Provided material:
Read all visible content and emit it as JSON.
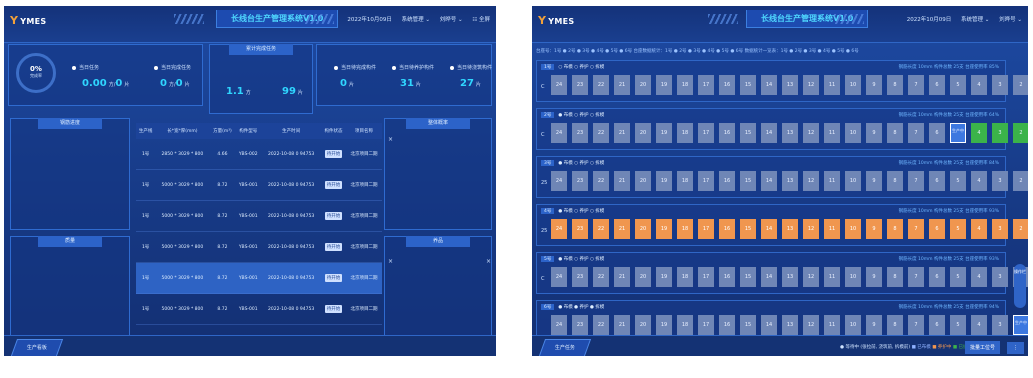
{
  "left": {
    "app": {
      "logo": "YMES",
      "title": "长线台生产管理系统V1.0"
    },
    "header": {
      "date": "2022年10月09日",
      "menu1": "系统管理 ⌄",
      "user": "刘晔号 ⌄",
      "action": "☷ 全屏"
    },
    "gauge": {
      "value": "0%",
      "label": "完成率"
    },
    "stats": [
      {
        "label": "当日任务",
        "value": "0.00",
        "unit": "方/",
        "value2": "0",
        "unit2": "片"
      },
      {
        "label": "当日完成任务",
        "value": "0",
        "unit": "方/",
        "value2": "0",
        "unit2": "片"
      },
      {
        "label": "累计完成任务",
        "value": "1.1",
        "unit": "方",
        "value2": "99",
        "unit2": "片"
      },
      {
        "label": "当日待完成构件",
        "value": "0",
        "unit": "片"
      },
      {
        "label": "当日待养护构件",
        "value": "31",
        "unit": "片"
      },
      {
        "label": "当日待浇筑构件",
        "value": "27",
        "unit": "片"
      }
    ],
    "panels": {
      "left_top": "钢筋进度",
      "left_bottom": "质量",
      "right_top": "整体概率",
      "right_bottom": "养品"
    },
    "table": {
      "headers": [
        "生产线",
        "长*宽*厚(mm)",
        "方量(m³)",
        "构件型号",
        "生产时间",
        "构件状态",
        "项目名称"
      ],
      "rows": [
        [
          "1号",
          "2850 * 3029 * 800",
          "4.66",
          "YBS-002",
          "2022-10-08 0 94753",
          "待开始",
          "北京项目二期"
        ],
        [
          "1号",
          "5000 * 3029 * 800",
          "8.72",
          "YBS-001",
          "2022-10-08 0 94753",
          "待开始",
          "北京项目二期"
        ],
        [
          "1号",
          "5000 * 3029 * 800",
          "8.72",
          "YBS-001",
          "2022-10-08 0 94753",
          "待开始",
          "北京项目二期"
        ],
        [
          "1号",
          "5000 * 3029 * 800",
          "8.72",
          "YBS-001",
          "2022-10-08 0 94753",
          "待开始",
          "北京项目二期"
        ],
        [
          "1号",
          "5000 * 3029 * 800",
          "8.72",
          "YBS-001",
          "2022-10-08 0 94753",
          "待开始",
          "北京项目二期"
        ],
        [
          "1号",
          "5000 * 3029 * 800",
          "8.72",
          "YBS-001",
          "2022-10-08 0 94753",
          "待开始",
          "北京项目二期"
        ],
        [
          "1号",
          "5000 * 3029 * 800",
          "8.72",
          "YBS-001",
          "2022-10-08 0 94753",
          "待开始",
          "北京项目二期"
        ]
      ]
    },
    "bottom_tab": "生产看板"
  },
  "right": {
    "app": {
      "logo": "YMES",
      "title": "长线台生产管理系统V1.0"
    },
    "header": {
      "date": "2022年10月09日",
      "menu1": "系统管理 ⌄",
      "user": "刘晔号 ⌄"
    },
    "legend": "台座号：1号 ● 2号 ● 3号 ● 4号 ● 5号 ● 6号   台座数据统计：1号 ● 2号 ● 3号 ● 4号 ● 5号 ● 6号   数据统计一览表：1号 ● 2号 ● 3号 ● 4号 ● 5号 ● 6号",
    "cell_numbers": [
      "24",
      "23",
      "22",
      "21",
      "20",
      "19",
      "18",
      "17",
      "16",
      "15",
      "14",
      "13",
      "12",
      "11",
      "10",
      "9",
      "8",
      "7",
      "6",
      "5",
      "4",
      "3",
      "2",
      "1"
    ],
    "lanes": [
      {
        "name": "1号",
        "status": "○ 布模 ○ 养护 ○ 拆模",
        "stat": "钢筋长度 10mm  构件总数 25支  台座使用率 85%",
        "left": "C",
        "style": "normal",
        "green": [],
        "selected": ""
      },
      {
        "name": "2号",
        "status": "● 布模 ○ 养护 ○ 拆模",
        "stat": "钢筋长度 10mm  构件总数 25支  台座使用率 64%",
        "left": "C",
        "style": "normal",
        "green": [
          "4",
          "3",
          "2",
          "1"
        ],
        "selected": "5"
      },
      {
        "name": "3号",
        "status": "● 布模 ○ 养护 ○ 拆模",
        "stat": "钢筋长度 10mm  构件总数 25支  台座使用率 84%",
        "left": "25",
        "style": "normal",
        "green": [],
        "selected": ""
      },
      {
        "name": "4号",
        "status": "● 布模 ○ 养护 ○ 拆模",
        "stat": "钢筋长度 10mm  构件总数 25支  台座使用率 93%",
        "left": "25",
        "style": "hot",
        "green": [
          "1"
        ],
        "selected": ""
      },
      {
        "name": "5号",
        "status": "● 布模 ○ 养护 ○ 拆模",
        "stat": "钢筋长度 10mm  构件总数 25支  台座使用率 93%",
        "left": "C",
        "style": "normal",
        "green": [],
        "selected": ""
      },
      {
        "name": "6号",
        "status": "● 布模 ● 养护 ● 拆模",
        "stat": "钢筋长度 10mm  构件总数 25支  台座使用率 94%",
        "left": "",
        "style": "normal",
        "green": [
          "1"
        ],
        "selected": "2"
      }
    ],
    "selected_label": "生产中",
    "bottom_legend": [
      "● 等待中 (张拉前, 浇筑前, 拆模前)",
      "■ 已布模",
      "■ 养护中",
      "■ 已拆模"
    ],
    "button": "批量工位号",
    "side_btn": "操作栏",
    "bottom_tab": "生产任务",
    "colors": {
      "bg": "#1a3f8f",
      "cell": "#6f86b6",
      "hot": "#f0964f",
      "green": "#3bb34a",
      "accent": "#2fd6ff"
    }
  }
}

What is being asked:
Go through the listing above and write it all out exactly, leaving out any picture.

Full output:
Read all visible content and emit it as JSON.
{
  "left": {
    "app": {
      "logo": "YMES",
      "title": "长线台生产管理系统V1.0"
    },
    "header": {
      "date": "2022年10月09日",
      "menu1": "系统管理 ⌄",
      "user": "刘晔号 ⌄",
      "action": "☷ 全屏"
    },
    "gauge": {
      "value": "0%",
      "label": "完成率"
    },
    "stats": [
      {
        "label": "当日任务",
        "value": "0.00",
        "unit": "方/",
        "value2": "0",
        "unit2": "片"
      },
      {
        "label": "当日完成任务",
        "value": "0",
        "unit": "方/",
        "value2": "0",
        "unit2": "片"
      },
      {
        "label": "累计完成任务",
        "value": "1.1",
        "unit": "方",
        "value2": "99",
        "unit2": "片"
      },
      {
        "label": "当日待完成构件",
        "value": "0",
        "unit": "片"
      },
      {
        "label": "当日待养护构件",
        "value": "31",
        "unit": "片"
      },
      {
        "label": "当日待浇筑构件",
        "value": "27",
        "unit": "片"
      }
    ],
    "panels": {
      "left_top": "钢筋进度",
      "left_bottom": "质量",
      "right_top": "整体概率",
      "right_bottom": "养品"
    },
    "table": {
      "headers": [
        "生产线",
        "长*宽*厚(mm)",
        "方量(m³)",
        "构件型号",
        "生产时间",
        "构件状态",
        "项目名称"
      ],
      "rows": [
        [
          "1号",
          "2850 * 3029 * 800",
          "4.66",
          "YBS-002",
          "2022-10-08 0 94753",
          "待开始",
          "北京项目二期"
        ],
        [
          "1号",
          "5000 * 3029 * 800",
          "8.72",
          "YBS-001",
          "2022-10-08 0 94753",
          "待开始",
          "北京项目二期"
        ],
        [
          "1号",
          "5000 * 3029 * 800",
          "8.72",
          "YBS-001",
          "2022-10-08 0 94753",
          "待开始",
          "北京项目二期"
        ],
        [
          "1号",
          "5000 * 3029 * 800",
          "8.72",
          "YBS-001",
          "2022-10-08 0 94753",
          "待开始",
          "北京项目二期"
        ],
        [
          "1号",
          "5000 * 3029 * 800",
          "8.72",
          "YBS-001",
          "2022-10-08 0 94753",
          "待开始",
          "北京项目二期"
        ],
        [
          "1号",
          "5000 * 3029 * 800",
          "8.72",
          "YBS-001",
          "2022-10-08 0 94753",
          "待开始",
          "北京项目二期"
        ],
        [
          "1号",
          "5000 * 3029 * 800",
          "8.72",
          "YBS-001",
          "2022-10-08 0 94753",
          "待开始",
          "北京项目二期"
        ]
      ]
    },
    "bottom_tab": "生产看板"
  },
  "right": {
    "app": {
      "logo": "YMES",
      "title": "长线台生产管理系统V1.0"
    },
    "header": {
      "date": "2022年10月09日",
      "menu1": "系统管理 ⌄",
      "user": "刘晔号 ⌄"
    },
    "legend": "台座号：1号 ● 2号 ● 3号 ● 4号 ● 5号 ● 6号   台座数据统计：1号 ● 2号 ● 3号 ● 4号 ● 5号 ● 6号   数据统计一览表：1号 ● 2号 ● 3号 ● 4号 ● 5号 ● 6号",
    "cell_numbers": [
      "24",
      "23",
      "22",
      "21",
      "20",
      "19",
      "18",
      "17",
      "16",
      "15",
      "14",
      "13",
      "12",
      "11",
      "10",
      "9",
      "8",
      "7",
      "6",
      "5",
      "4",
      "3",
      "2",
      "1"
    ],
    "lanes": [
      {
        "name": "1号",
        "status": "○ 布模 ○ 养护 ○ 拆模",
        "stat": "钢筋长度 10mm  构件总数 25支  台座使用率 85%",
        "left": "C",
        "style": "normal",
        "green": [],
        "selected": ""
      },
      {
        "name": "2号",
        "status": "● 布模 ○ 养护 ○ 拆模",
        "stat": "钢筋长度 10mm  构件总数 25支  台座使用率 64%",
        "left": "C",
        "style": "normal",
        "green": [
          "4",
          "3",
          "2",
          "1"
        ],
        "selected": "5"
      },
      {
        "name": "3号",
        "status": "● 布模 ○ 养护 ○ 拆模",
        "stat": "钢筋长度 10mm  构件总数 25支  台座使用率 84%",
        "left": "25",
        "style": "normal",
        "green": [],
        "selected": ""
      },
      {
        "name": "4号",
        "status": "● 布模 ○ 养护 ○ 拆模",
        "stat": "钢筋长度 10mm  构件总数 25支  台座使用率 93%",
        "left": "25",
        "style": "hot",
        "green": [
          "1"
        ],
        "selected": ""
      },
      {
        "name": "5号",
        "status": "● 布模 ○ 养护 ○ 拆模",
        "stat": "钢筋长度 10mm  构件总数 25支  台座使用率 93%",
        "left": "C",
        "style": "normal",
        "green": [],
        "selected": ""
      },
      {
        "name": "6号",
        "status": "● 布模 ● 养护 ● 拆模",
        "stat": "钢筋长度 10mm  构件总数 25支  台座使用率 94%",
        "left": "",
        "style": "normal",
        "green": [
          "1"
        ],
        "selected": "2"
      }
    ],
    "selected_label": "生产中",
    "bottom_legend": [
      "● 等待中 (张拉前, 浇筑前, 拆模前)",
      "■ 已布模",
      "■ 养护中",
      "■ 已拆模"
    ],
    "button": "批量工位号",
    "side_btn": "操作栏",
    "bottom_tab": "生产任务",
    "colors": {
      "bg": "#1a3f8f",
      "cell": "#6f86b6",
      "hot": "#f0964f",
      "green": "#3bb34a",
      "accent": "#2fd6ff"
    }
  }
}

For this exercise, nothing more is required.